:: TO DO ::
Each line of the material must be returned exactly.

:: RECORDS FOR THE EXERCISE ::
++++++++++

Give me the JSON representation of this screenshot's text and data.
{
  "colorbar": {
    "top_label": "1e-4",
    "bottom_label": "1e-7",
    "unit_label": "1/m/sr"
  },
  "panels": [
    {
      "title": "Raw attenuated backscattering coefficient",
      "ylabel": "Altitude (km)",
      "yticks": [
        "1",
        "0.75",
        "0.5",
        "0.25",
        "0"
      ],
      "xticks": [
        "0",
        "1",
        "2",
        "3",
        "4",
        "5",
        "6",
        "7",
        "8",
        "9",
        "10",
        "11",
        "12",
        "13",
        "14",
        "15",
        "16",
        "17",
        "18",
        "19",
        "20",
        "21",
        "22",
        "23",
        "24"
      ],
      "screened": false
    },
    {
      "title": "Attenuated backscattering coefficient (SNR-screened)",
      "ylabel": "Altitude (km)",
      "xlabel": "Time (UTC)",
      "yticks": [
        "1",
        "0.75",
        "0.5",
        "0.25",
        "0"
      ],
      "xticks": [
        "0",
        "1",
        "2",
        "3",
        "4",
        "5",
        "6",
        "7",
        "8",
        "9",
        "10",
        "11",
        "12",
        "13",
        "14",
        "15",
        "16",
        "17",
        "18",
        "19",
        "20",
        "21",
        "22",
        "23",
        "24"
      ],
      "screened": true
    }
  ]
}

++++++++++

:: WORKED ANSWER ::
Give me the JSON representation of this screenshot's text and data.
{
  "colorbar": {
    "top_label": "1e-4",
    "bottom_label": "1e-7",
    "unit_label": "1/m/sr"
  },
  "panels": [
    {
      "title": "Raw attenuated backscattering coefficient",
      "ylabel": "Altitude (km)",
      "yticks": [
        "1",
        "0.75",
        "0.5",
        "0.25",
        "0"
      ],
      "xticks": [
        "0",
        "1",
        "2",
        "3",
        "4",
        "5",
        "6",
        "7",
        "8",
        "9",
        "10",
        "11",
        "12",
        "13",
        "14",
        "15",
        "16",
        "17",
        "18",
        "19",
        "20",
        "21",
        "22",
        "23",
        "24"
      ],
      "screened": false
    },
    {
      "title": "Attenuated backscattering coefficient (SNR-screened)",
      "ylabel": "Altitude (km)",
      "xlabel": "Time (UTC)",
      "yticks": [
        "1",
        "0.75",
        "0.5",
        "0.25",
        "0"
      ],
      "xticks": [
        "0",
        "1",
        "2",
        "3",
        "4",
        "5",
        "6",
        "7",
        "8",
        "9",
        "10",
        "11",
        "12",
        "13",
        "14",
        "15",
        "16",
        "17",
        "18",
        "19",
        "20",
        "21",
        "22",
        "23",
        "24"
      ],
      "screened": true
    }
  ]
}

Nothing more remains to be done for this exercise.